* **PARTS OF THE EXERCISE**:
[1] According to the boat deck repair text, how long has the deck gone without failures, leaks, or soft spots?
[2] Rewrite the part of the boat deck repair text that opens with the words containing "The reason for" and closes with "piece was replaced.", changing "coachhouse" to "cabin".

* **READING PASSAGE**:
With all in readiness, I mixed the epoxy/mill fiber mush mixture and coated the outside of the liner. I wet out the strips with unmodified epoxy (no mill fiber filler), and set these into the mush on the liner. I followed this process until I had reached the desired height.
Next I coated the roof and deck panels with the mush and returned them to their original positions on the hull. I allowed the epoxy to dry, taking care to assure a complete bond between the strips and the underside of the old panels.
The reason for using the old panels is twofold. First, it saves material and, if carefully prepared, reduces fairing of the surfaces to the original camber. Second, the roof panel incorporated the rails for the sliding hatch which would have had to be remade in wood, bedded, and so forth.
I simply removed the mast step beam and replaced it with a new beam when the coachhouse roof was replaced.
The final finish work was not as hard as you might imagine, due to the reuse of the old skin panels. After a good fairing with a long board and 80-grit sandpaper, I rolled high build epoxy primer paint on the panels. These were sanded and primed again, sanded a third time, and then painted with three coats of polyurethane one-part deck paint, sanding between each coat. I mixed the final coat with non-skid compound for a non-slip finish.
More good news
The original deck piece was replaced.
Did it work? The answer is a resounding “Yes!” After eight years of 12-month-a-year service, averaging three days a week, there have been no failures, no leaks, and no soft spots. I’ve repainted the deck once more for cosmetic and aesthetic value.
Was it worth it? Again, “Yes.” The boat became ours April 1, 1990, and we motored it out of the harbor. We have motored, sailed, motorsailed, and used the boat ever since. The work on the deck was done during intense weekends over a two-month period. The boat was “out of commission” for two-week periods as each stage was accomplished. The deck, beam, interior, and so forth were done afloat between uses.
I prioritized the work. The foredeck came first, mast beam next, bunk and interior third, side decks and coachroof last.
Since we live in a southern climate, it was possible to complete all the work over the span of one year. The non-structural work – replacing the pulpit and lifelines, putting in new port lights and running lights, etc. – was worked in as time and budget allowed.

* **ENTRIES SUPPLIED**:
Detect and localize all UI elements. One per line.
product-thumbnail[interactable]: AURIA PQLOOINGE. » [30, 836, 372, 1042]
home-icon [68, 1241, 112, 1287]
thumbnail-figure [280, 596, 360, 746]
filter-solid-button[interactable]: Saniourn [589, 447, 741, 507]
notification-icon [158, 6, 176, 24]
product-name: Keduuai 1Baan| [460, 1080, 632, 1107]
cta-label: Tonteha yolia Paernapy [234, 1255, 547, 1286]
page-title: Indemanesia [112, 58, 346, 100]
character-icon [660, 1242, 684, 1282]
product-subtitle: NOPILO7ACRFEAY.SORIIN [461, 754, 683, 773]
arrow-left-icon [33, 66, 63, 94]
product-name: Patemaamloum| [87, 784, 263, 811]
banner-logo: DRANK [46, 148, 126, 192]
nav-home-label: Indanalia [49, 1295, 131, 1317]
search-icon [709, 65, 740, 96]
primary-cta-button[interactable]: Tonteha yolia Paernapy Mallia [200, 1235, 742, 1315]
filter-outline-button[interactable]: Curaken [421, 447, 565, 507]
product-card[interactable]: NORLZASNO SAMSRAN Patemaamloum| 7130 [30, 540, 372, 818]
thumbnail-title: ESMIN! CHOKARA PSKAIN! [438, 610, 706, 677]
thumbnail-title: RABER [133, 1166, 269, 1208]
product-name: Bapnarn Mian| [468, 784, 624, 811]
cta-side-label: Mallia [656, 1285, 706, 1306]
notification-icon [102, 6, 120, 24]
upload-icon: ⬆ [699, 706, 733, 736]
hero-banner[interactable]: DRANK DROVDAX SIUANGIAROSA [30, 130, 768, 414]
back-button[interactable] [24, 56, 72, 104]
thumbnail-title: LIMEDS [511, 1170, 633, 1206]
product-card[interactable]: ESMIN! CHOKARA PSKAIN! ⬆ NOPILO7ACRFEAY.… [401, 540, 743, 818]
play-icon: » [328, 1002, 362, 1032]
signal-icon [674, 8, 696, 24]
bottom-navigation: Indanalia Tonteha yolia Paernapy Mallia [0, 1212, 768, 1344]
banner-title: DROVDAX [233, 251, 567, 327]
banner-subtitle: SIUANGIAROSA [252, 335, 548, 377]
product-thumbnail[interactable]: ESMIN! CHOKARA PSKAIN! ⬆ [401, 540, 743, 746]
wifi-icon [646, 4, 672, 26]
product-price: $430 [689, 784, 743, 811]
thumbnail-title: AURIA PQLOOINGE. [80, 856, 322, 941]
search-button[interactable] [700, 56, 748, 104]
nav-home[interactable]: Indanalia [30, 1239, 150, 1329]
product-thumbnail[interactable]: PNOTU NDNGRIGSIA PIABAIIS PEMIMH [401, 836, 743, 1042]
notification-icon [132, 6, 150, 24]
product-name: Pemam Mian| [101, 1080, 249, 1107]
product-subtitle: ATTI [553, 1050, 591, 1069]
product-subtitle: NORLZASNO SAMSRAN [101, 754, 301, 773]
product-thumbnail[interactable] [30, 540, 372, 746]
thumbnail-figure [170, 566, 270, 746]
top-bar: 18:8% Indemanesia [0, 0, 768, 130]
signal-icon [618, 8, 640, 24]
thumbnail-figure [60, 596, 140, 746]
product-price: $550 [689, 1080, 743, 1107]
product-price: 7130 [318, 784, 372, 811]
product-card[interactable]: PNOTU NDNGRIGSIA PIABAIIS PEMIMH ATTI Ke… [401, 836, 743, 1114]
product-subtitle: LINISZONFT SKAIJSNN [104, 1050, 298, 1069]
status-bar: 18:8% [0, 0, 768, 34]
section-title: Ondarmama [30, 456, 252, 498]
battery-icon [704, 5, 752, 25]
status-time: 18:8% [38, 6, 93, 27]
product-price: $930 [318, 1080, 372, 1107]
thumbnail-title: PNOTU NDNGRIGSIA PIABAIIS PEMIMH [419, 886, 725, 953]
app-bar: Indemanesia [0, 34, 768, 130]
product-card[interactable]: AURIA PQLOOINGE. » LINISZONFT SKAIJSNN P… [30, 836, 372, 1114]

* **SOLUTIONS IN ORDER**:
[1] Eight years.

[2]
The reason for using the old panels is twofold. First, it saves material and, if carefully prepared, reduces fairing of the surfaces to the original camber. Second, the roof panel incorporated the rails for the sliding hatch which would have had to be remade in wood, bedded, and so forth.
I simply removed the mast step beam and replaced it with a new beam when the cabin roof was replaced.
The final finish work was not as hard as you might imagine, due to the reuse of the old skin panels. After a good fairing with a long board and 80-grit sandpaper, I rolled high build epoxy primer paint on the panels. These were sanded and primed again, sanded a third time, and then painted with three coats of polyurethane one-part deck paint, sanding between each coat. I mixed the final coat with non-skid compound for a non-slip finish.
More good news
The original deck piece was replaced.